### TASK
Each entry must be reproduced precisely as it stands.

### DATASET ENTRIES
========

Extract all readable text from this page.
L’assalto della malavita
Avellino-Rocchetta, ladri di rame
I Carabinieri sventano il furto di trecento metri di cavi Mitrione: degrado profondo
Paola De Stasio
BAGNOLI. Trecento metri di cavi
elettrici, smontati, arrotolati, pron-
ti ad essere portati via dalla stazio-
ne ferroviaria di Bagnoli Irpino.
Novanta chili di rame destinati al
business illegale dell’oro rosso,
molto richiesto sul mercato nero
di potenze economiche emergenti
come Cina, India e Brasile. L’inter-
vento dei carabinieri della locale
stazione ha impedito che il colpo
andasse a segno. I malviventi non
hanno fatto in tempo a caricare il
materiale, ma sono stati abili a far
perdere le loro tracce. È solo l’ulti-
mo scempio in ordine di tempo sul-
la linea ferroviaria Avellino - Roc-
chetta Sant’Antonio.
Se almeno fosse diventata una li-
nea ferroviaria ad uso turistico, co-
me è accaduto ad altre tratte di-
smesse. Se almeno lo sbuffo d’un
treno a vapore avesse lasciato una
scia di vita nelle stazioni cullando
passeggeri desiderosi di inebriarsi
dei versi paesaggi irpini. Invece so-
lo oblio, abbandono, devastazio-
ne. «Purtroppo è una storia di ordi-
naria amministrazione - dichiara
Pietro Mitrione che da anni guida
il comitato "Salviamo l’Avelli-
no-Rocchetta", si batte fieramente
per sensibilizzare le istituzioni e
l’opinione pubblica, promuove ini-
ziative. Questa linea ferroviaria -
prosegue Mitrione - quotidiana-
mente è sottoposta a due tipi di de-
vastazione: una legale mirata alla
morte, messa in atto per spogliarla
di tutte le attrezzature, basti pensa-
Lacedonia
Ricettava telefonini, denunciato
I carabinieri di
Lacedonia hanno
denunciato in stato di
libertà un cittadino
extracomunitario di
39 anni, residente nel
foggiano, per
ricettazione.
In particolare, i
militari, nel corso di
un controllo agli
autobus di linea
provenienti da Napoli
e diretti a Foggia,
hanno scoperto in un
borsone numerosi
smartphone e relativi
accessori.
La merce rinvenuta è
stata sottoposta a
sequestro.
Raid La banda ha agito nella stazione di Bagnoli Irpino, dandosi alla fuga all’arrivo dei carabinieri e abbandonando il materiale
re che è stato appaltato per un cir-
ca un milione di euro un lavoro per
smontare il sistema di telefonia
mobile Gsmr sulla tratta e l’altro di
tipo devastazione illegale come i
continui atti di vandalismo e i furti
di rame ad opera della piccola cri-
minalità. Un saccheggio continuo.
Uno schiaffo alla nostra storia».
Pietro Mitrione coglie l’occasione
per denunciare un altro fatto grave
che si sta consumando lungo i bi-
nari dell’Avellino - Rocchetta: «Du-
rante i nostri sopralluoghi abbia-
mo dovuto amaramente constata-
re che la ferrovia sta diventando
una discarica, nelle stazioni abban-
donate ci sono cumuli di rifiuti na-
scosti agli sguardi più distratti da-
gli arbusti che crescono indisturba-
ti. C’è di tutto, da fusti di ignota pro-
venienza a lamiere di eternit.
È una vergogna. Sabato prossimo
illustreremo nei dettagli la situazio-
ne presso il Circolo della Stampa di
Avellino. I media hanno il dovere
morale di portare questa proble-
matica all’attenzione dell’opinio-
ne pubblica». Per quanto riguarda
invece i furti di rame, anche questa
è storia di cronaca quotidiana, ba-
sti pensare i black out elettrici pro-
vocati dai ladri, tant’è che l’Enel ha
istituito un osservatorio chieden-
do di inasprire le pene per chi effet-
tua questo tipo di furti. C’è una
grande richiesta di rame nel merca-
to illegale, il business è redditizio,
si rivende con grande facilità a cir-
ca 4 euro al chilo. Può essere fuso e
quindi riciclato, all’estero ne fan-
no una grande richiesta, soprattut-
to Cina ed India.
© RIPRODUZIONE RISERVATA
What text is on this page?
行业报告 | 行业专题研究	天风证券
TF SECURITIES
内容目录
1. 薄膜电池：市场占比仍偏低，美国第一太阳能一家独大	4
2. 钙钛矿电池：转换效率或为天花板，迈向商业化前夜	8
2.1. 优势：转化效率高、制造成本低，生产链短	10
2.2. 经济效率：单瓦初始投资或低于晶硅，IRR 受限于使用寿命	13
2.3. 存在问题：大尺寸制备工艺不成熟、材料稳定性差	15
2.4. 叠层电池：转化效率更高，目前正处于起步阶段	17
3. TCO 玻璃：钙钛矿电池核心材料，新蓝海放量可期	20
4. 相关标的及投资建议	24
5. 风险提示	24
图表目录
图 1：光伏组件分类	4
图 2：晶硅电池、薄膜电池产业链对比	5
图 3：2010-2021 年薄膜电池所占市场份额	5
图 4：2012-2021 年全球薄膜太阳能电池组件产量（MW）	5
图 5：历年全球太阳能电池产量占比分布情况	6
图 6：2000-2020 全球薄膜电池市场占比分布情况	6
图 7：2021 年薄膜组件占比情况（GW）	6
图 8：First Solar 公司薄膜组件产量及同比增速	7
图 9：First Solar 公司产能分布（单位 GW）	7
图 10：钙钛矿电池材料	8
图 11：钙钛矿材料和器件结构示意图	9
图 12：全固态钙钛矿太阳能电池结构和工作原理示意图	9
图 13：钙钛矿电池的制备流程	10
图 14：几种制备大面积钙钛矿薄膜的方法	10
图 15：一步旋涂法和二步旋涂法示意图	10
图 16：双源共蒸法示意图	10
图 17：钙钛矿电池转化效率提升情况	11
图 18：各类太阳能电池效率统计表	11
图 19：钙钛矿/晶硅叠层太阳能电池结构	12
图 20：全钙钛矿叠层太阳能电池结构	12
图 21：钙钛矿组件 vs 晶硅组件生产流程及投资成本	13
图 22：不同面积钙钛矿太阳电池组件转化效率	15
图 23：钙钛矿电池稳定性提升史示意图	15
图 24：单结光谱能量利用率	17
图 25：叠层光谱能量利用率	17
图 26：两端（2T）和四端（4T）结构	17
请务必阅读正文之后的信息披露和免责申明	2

========

### TASK SOLUTION
Extract all readable text from this page.
L’assalto della malavita
Avellino-Rocchetta, ladri di rame
I Carabinieri sventano il furto di trecento metri di cavi Mitrione: degrado profondo
Paola De Stasio
BAGNOLI. Trecento metri di cavi
elettrici, smontati, arrotolati, pron-
ti ad essere portati via dalla stazio-
ne ferroviaria di Bagnoli Irpino.
Novanta chili di rame destinati al
business illegale dell’oro rosso,
molto richiesto sul mercato nero
di potenze economiche emergenti
come Cina, India e Brasile. L’inter-
vento dei carabinieri della locale
stazione ha impedito che il colpo
andasse a segno. I malviventi non
hanno fatto in tempo a caricare il
materiale, ma sono stati abili a far
perdere le loro tracce. È solo l’ulti-
mo scempio in ordine di tempo sul-
la linea ferroviaria Avellino - Roc-
chetta Sant’Antonio.
Se almeno fosse diventata una li-
nea ferroviaria ad uso turistico, co-
me è accaduto ad altre tratte di-
smesse. Se almeno lo sbuffo d’un
treno a vapore avesse lasciato una
scia di vita nelle stazioni cullando
passeggeri desiderosi di inebriarsi
dei versi paesaggi irpini. Invece so-
lo oblio, abbandono, devastazio-
ne. «Purtroppo è una storia di ordi-
naria amministrazione - dichiara
Pietro Mitrione che da anni guida
il comitato "Salviamo l’Avelli-
no-Rocchetta", si batte fieramente
per sensibilizzare le istituzioni e
l’opinione pubblica, promuove ini-
ziative. Questa linea ferroviaria -
prosegue Mitrione - quotidiana-
mente è sottoposta a due tipi di de-
vastazione: una legale mirata alla
morte, messa in atto per spogliarla
di tutte le attrezzature, basti pensa-
Lacedonia
Ricettava telefonini, denunciato
I carabinieri di
Lacedonia hanno
denunciato in stato di
libertà un cittadino
extracomunitario di
39 anni, residente nel
foggiano, per
ricettazione.
In particolare, i
militari, nel corso di
un controllo agli
autobus di linea
provenienti da Napoli
e diretti a Foggia,
hanno scoperto in un
borsone numerosi
smartphone e relativi
accessori.
La merce rinvenuta è
stata sottoposta a
sequestro.
Raid La banda ha agito nella stazione di Bagnoli Irpino, dandosi alla fuga all’arrivo dei carabinieri e abbandonando il materiale
re che è stato appaltato per un cir-
ca un milione di euro un lavoro per
smontare il sistema di telefonia
mobile Gsmr sulla tratta e l’altro di
tipo devastazione illegale come i
continui atti di vandalismo e i furti
di rame ad opera della piccola cri-
minalità. Un saccheggio continuo.
Uno schiaffo alla nostra storia».
Pietro Mitrione coglie l’occasione
per denunciare un altro fatto grave
che si sta consumando lungo i bi-
nari dell’Avellino - Rocchetta: «Du-
rante i nostri sopralluoghi abbia-
mo dovuto amaramente constata-
re che la ferrovia sta diventando
una discarica, nelle stazioni abban-
donate ci sono cumuli di rifiuti na-
scosti agli sguardi più distratti da-
gli arbusti che crescono indisturba-
ti. C’è di tutto, da fusti di ignota pro-
venienza a lamiere di eternit.
È una vergogna. Sabato prossimo
illustreremo nei dettagli la situazio-
ne presso il Circolo della Stampa di
Avellino. I media hanno il dovere
morale di portare questa proble-
matica all’attenzione dell’opinio-
ne pubblica». Per quanto riguarda
invece i furti di rame, anche questa
è storia di cronaca quotidiana, ba-
sti pensare i black out elettrici pro-
vocati dai ladri, tant’è che l’Enel ha
istituito un osservatorio chieden-
do di inasprire le pene per chi effet-
tua questo tipo di furti. C’è una
grande richiesta di rame nel merca-
to illegale, il business è redditizio,
si rivende con grande facilità a cir-
ca 4 euro al chilo. Può essere fuso e
quindi riciclato, all’estero ne fan-
no una grande richiesta, soprattut-
to Cina ed India.
© RIPRODUZIONE RISERVATA
What text is on this page?
行业报告 | 行业专题研究	天风证券
TF SECURITIES
内容目录
1. 薄膜电池：市场占比仍偏低，美国第一太阳能一家独大	4
2. 钙钛矿电池：转换效率或为天花板，迈向商业化前夜	8
2.1. 优势：转化效率高、制造成本低，生产链短	10
2.2. 经济效率：单瓦初始投资或低于晶硅，IRR 受限于使用寿命	13
2.3. 存在问题：大尺寸制备工艺不成熟、材料稳定性差	15
2.4. 叠层电池：转化效率更高，目前正处于起步阶段	17
3. TCO 玻璃：钙钛矿电池核心材料，新蓝海放量可期	20
4. 相关标的及投资建议	24
5. 风险提示	24
图表目录
图 1：光伏组件分类	4
图 2：晶硅电池、薄膜电池产业链对比	5
图 3：2010-2021 年薄膜电池所占市场份额	5
图 4：2012-2021 年全球薄膜太阳能电池组件产量（MW）	5
图 5：历年全球太阳能电池产量占比分布情况	6
图 6：2000-2020 全球薄膜电池市场占比分布情况	6
图 7：2021 年薄膜组件占比情况（GW）	6
图 8：First Solar 公司薄膜组件产量及同比增速	7
图 9：First Solar 公司产能分布（单位 GW）	7
图 10：钙钛矿电池材料	8
图 11：钙钛矿材料和器件结构示意图	9
图 12：全固态钙钛矿太阳能电池结构和工作原理示意图	9
图 13：钙钛矿电池的制备流程	10
图 14：几种制备大面积钙钛矿薄膜的方法	10
图 15：一步旋涂法和二步旋涂法示意图	10
图 16：双源共蒸法示意图	10
图 17：钙钛矿电池转化效率提升情况	11
图 18：各类太阳能电池效率统计表	11
图 19：钙钛矿/晶硅叠层太阳能电池结构	12
图 20：全钙钛矿叠层太阳能电池结构	12
图 21：钙钛矿组件 vs 晶硅组件生产流程及投资成本	13
图 22：不同面积钙钛矿太阳电池组件转化效率	15
图 23：钙钛矿电池稳定性提升史示意图	15
图 24：单结光谱能量利用率	17
图 25：叠层光谱能量利用率	17
图 26：两端（2T）和四端（4T）结构	17
请务必阅读正文之后的信息披露和免责申明	2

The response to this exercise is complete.